:: DATA FOR PROCESSING
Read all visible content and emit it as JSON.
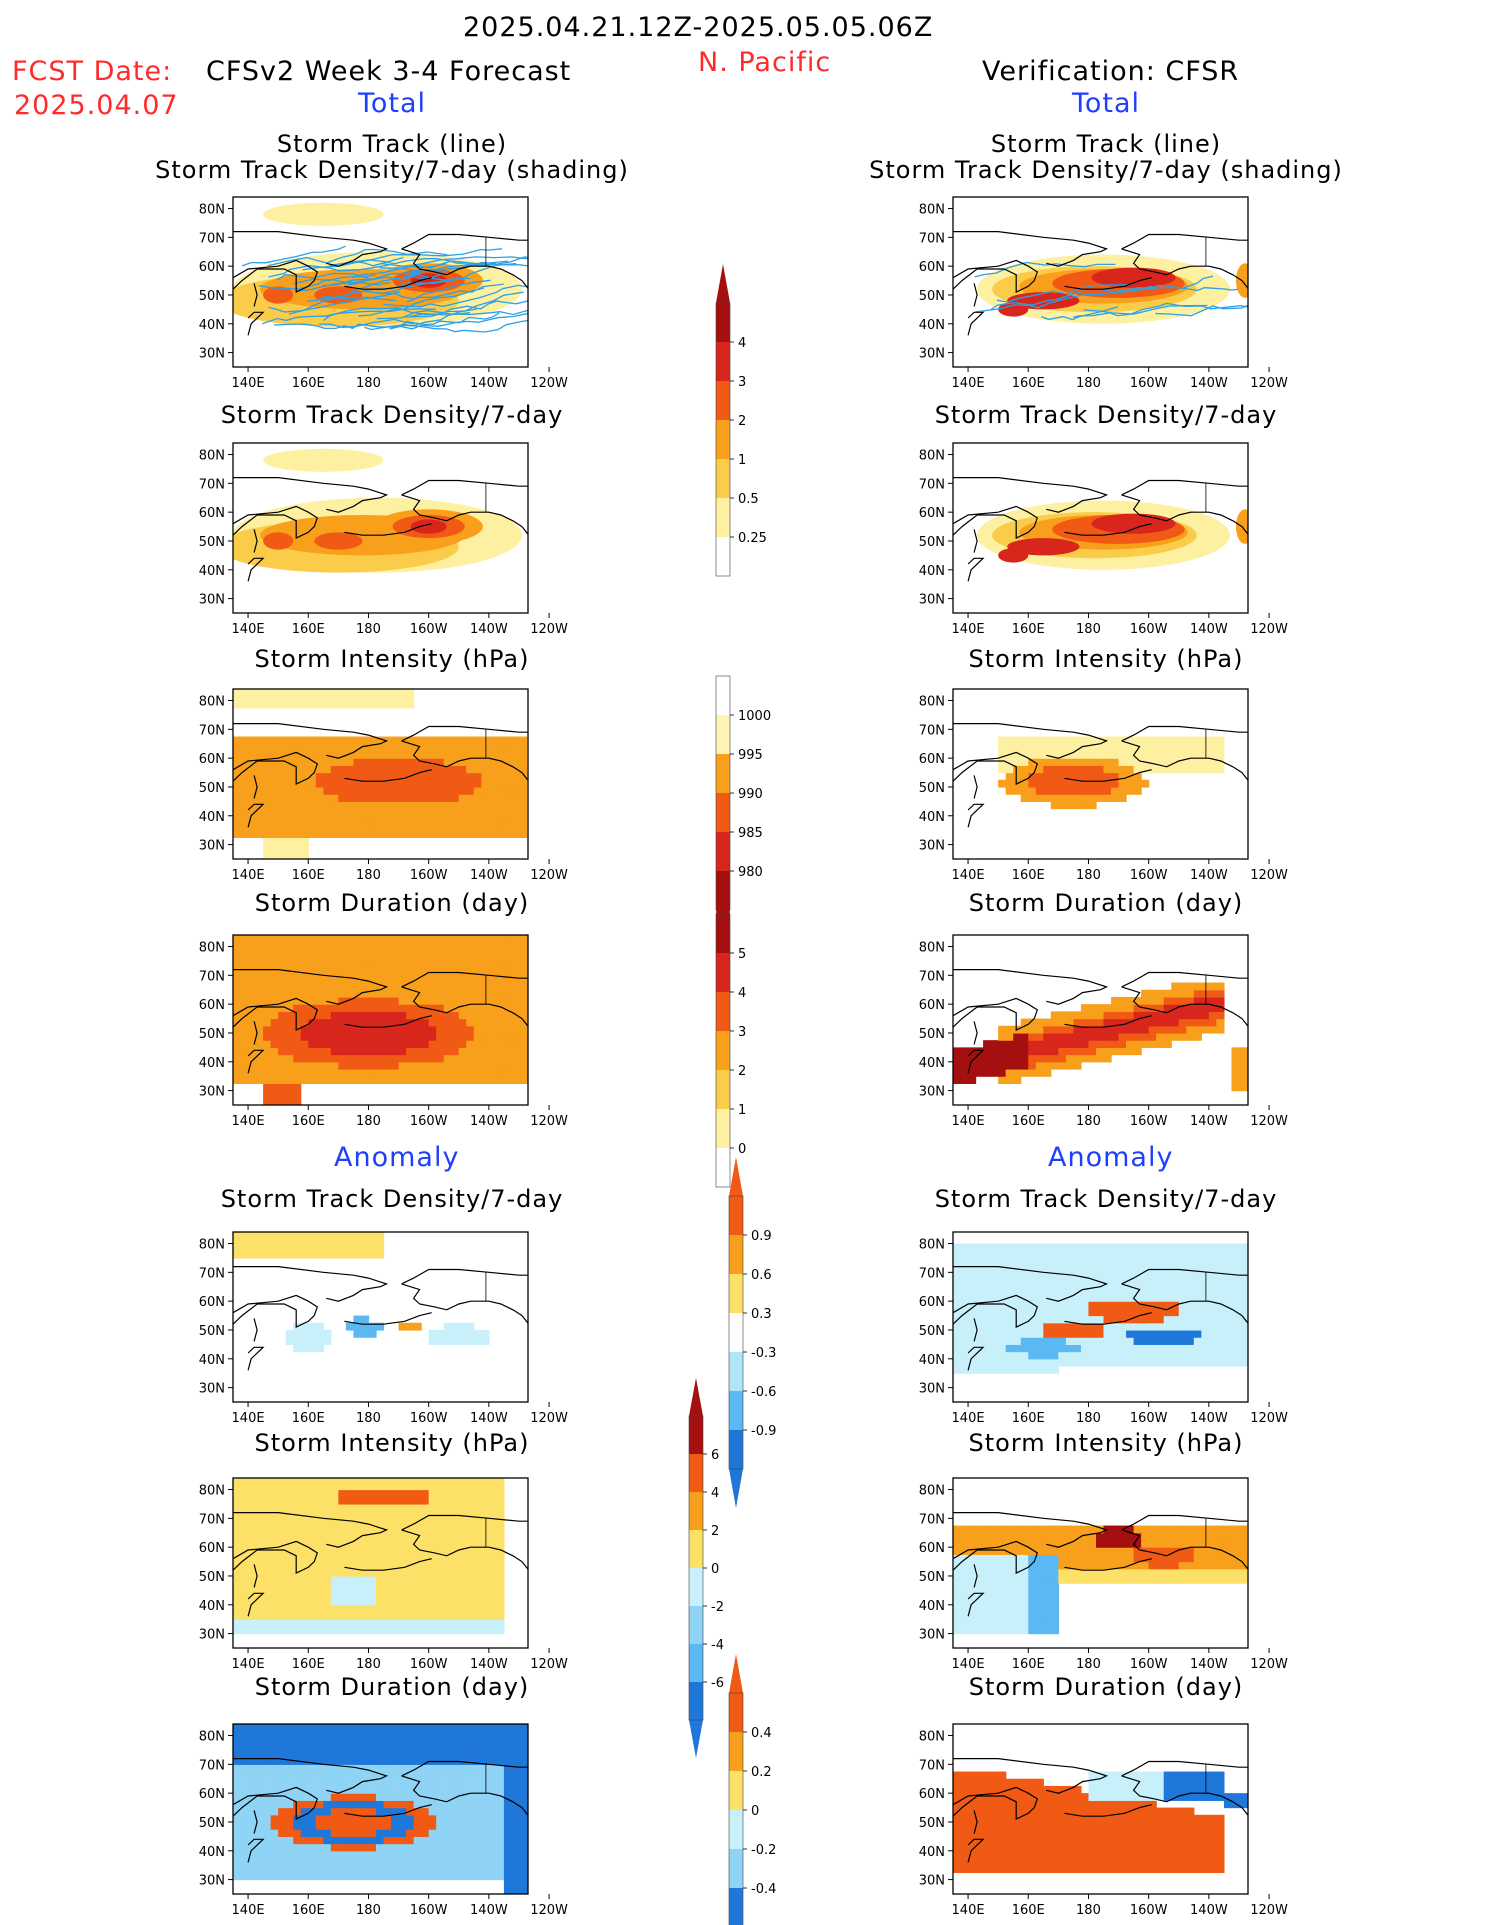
{
  "header": {
    "date_range": "2025.04.21.12Z-2025.05.05.06Z",
    "region": "N. Pacific",
    "fcst_label": "FCST Date:",
    "fcst_date": "2025.04.07",
    "model": "CFSv2 Week 3-4 Forecast",
    "verification": "Verification: CFSR",
    "total_left": "Total",
    "total_right": "Total",
    "anomaly_left": "Anomaly",
    "anomaly_right": "Anomaly"
  },
  "colors": {
    "title_red": "#ff2a2a",
    "title_blue": "#1f3fff",
    "track_line": "#2ea0e6"
  },
  "map_axes": {
    "lat_ticks": [
      "80N",
      "70N",
      "60N",
      "50N",
      "40N",
      "30N"
    ],
    "lon_ticks": [
      "140E",
      "160E",
      "180",
      "160W",
      "140W",
      "120W"
    ]
  },
  "panels": {
    "left": [
      {
        "title1": "Storm Track (line)",
        "title2": "Storm Track Density/7-day (shading)"
      },
      {
        "title1": "",
        "title2": "Storm Track Density/7-day"
      },
      {
        "title1": "",
        "title2": "Storm Intensity (hPa)"
      },
      {
        "title1": "",
        "title2": "Storm Duration (day)"
      },
      {
        "title1": "",
        "title2": "Storm Track Density/7-day"
      },
      {
        "title1": "",
        "title2": "Storm Intensity (hPa)"
      },
      {
        "title1": "",
        "title2": "Storm Duration (day)"
      }
    ],
    "right": [
      {
        "title1": "Storm Track (line)",
        "title2": "Storm Track Density/7-day (shading)"
      },
      {
        "title1": "",
        "title2": "Storm Track Density/7-day"
      },
      {
        "title1": "",
        "title2": "Storm Intensity (hPa)"
      },
      {
        "title1": "",
        "title2": "Storm Duration (day)"
      },
      {
        "title1": "",
        "title2": "Storm Track Density/7-day"
      },
      {
        "title1": "",
        "title2": "Storm Intensity (hPa)"
      },
      {
        "title1": "",
        "title2": "Storm Duration (day)"
      }
    ]
  },
  "chart_data": {
    "type": "heatmap",
    "colorbars": [
      {
        "name": "track_density",
        "labels": [
          "4",
          "3",
          "2",
          "1",
          "0.5",
          "0.25"
        ],
        "colors": [
          "#a50f0f",
          "#d9261c",
          "#f05a14",
          "#f8a01c",
          "#fbcc4a",
          "#fdf0a0"
        ],
        "ends": "top"
      },
      {
        "name": "intensity",
        "labels": [
          "1000",
          "995",
          "990",
          "985",
          "980"
        ],
        "colors": [
          "#fdf3b5",
          "#f8a01c",
          "#f05a14",
          "#d9261c",
          "#a50f0f"
        ],
        "ends": "bottom"
      },
      {
        "name": "duration",
        "labels": [
          "5",
          "4",
          "3",
          "2",
          "1",
          "0"
        ],
        "colors": [
          "#a50f0f",
          "#d9261c",
          "#f05a14",
          "#f8a01c",
          "#fbcc4a",
          "#fdf0a0"
        ],
        "ends": "top"
      },
      {
        "name": "density_anomaly",
        "labels": [
          "0.9",
          "0.6",
          "0.3",
          "-0.3",
          "-0.6",
          "-0.9"
        ],
        "colors": [
          "#f05a14",
          "#f8a01c",
          "#fde067",
          "#ffffff",
          "#aee6f7",
          "#5cb8f2",
          "#1f78d9"
        ],
        "ends": "both"
      },
      {
        "name": "intensity_anomaly",
        "labels": [
          "6",
          "4",
          "2",
          "0",
          "-2",
          "-4",
          "-6"
        ],
        "colors": [
          "#a50f0f",
          "#f05a14",
          "#f8a01c",
          "#fde067",
          "#c8f0fb",
          "#8fd3f5",
          "#5cb8f2",
          "#1f78d9"
        ],
        "ends": "both"
      },
      {
        "name": "duration_anomaly",
        "labels": [
          "0.4",
          "0.2",
          "0",
          "-0.2",
          "-0.4"
        ],
        "colors": [
          "#f05a14",
          "#f8a01c",
          "#fde067",
          "#c8f0fb",
          "#8fd3f5",
          "#1f78d9"
        ],
        "ends": "both"
      }
    ]
  }
}
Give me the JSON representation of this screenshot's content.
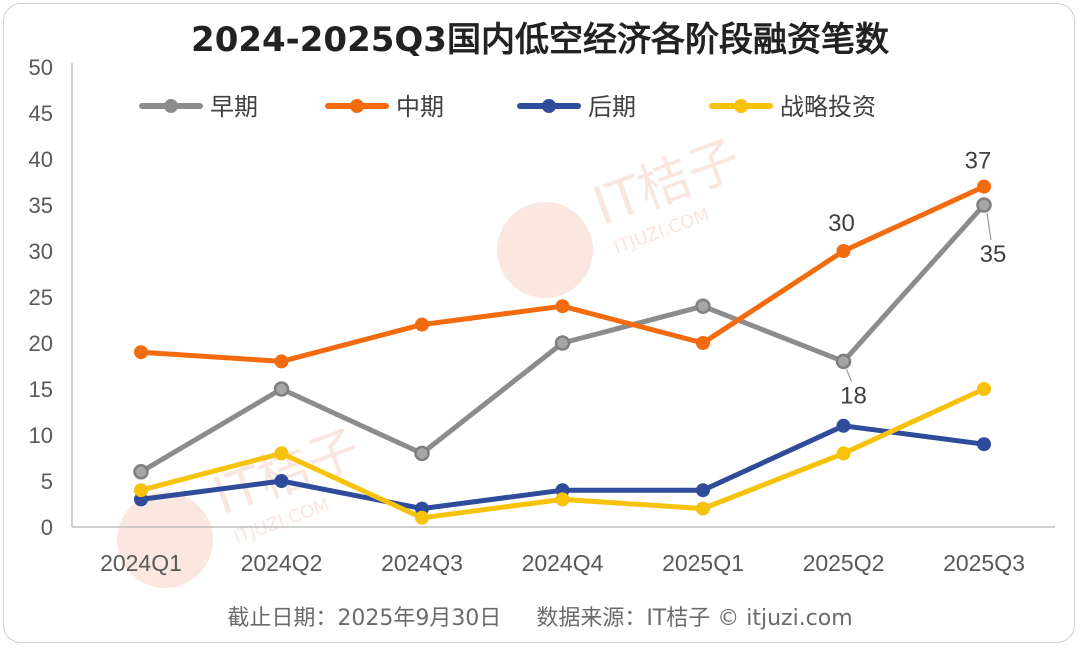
{
  "chart_data": {
    "type": "line",
    "title": "2024-2025Q3国内低空经济各阶段融资笔数",
    "categories": [
      "2024Q1",
      "2024Q2",
      "2024Q3",
      "2024Q4",
      "2025Q1",
      "2025Q2",
      "2025Q3"
    ],
    "ylim": [
      0,
      50
    ],
    "yticks": [
      0,
      5,
      10,
      15,
      20,
      25,
      30,
      35,
      40,
      45,
      50
    ],
    "series": [
      {
        "name": "早期",
        "color": "#8c8c8c",
        "values": [
          6,
          15,
          8,
          20,
          24,
          18,
          35
        ]
      },
      {
        "name": "中期",
        "color": "#f26b0f",
        "values": [
          19,
          18,
          22,
          24,
          20,
          30,
          37
        ]
      },
      {
        "name": "后期",
        "color": "#2e4c9a",
        "values": [
          3,
          5,
          2,
          4,
          4,
          11,
          9
        ]
      },
      {
        "name": "战略投资",
        "color": "#f7c20a",
        "values": [
          4,
          8,
          1,
          3,
          2,
          8,
          15
        ]
      }
    ],
    "annotations": [
      {
        "series": 1,
        "index": 5,
        "text": "30"
      },
      {
        "series": 1,
        "index": 6,
        "text": "37"
      },
      {
        "series": 0,
        "index": 5,
        "text": "18"
      },
      {
        "series": 0,
        "index": 6,
        "text": "35"
      }
    ],
    "legend_position": "top"
  },
  "footer": {
    "date_text": "截止日期：2025年9月30日",
    "source_text": "数据来源：IT桔子 © itjuzi.com"
  },
  "watermark": {
    "brand": "IT桔子",
    "site": "ITJUZI.COM"
  },
  "colors": {
    "axis": "#bfbfbf",
    "text": "#595959",
    "annotation": "#404040"
  }
}
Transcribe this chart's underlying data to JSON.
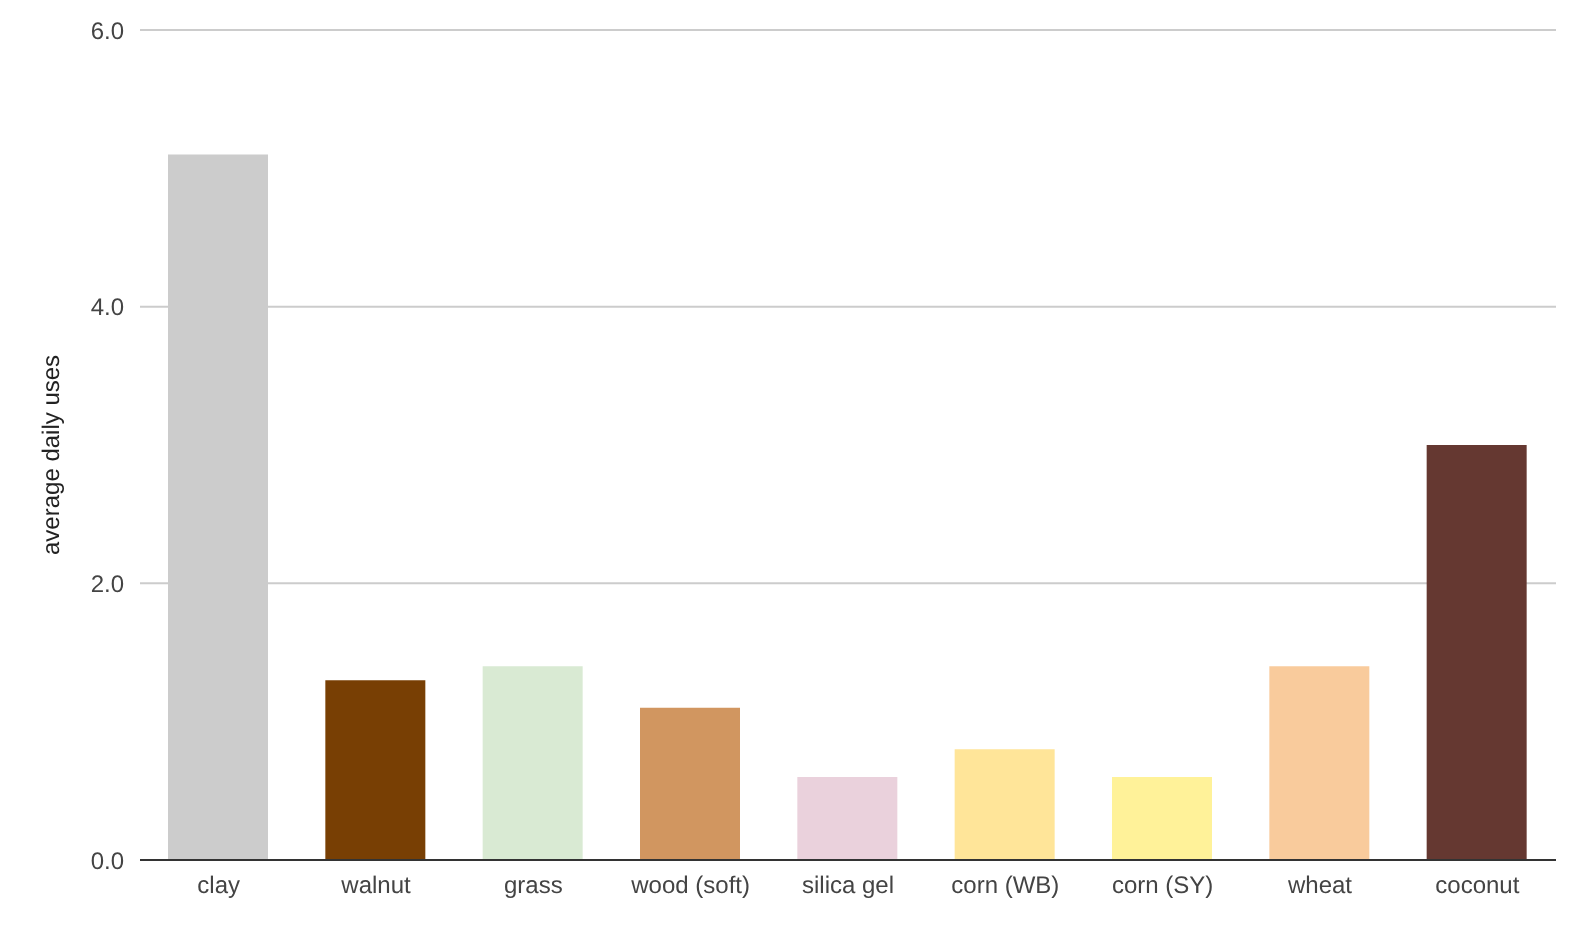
{
  "chart_data": {
    "type": "bar",
    "ylabel": "average daily uses",
    "categories": [
      "clay",
      "walnut",
      "grass",
      "wood (soft)",
      "silica gel",
      "corn (WB)",
      "corn (SY)",
      "wheat",
      "coconut"
    ],
    "values": [
      5.1,
      1.3,
      1.4,
      1.1,
      0.6,
      0.8,
      0.6,
      1.4,
      3.0
    ],
    "colors": [
      "#cccccc",
      "#783f04",
      "#d9ead3",
      "#d19660",
      "#ead1dc",
      "#ffe599",
      "#fff299",
      "#f9cb9c",
      "#653831"
    ],
    "ylim": [
      0,
      6
    ],
    "yticks": [
      {
        "value": 0,
        "label": "0.0"
      },
      {
        "value": 2,
        "label": "2.0"
      },
      {
        "value": 4,
        "label": "4.0"
      },
      {
        "value": 6,
        "label": "6.0"
      }
    ],
    "grid": "y",
    "legend": false
  }
}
::::
JOB
Pick out, from the lines above, every one that contains the string "content".

FINAL RESULT
Read all visible content and emit it as JSON.
Give me the JSON representation of this screenshot's content.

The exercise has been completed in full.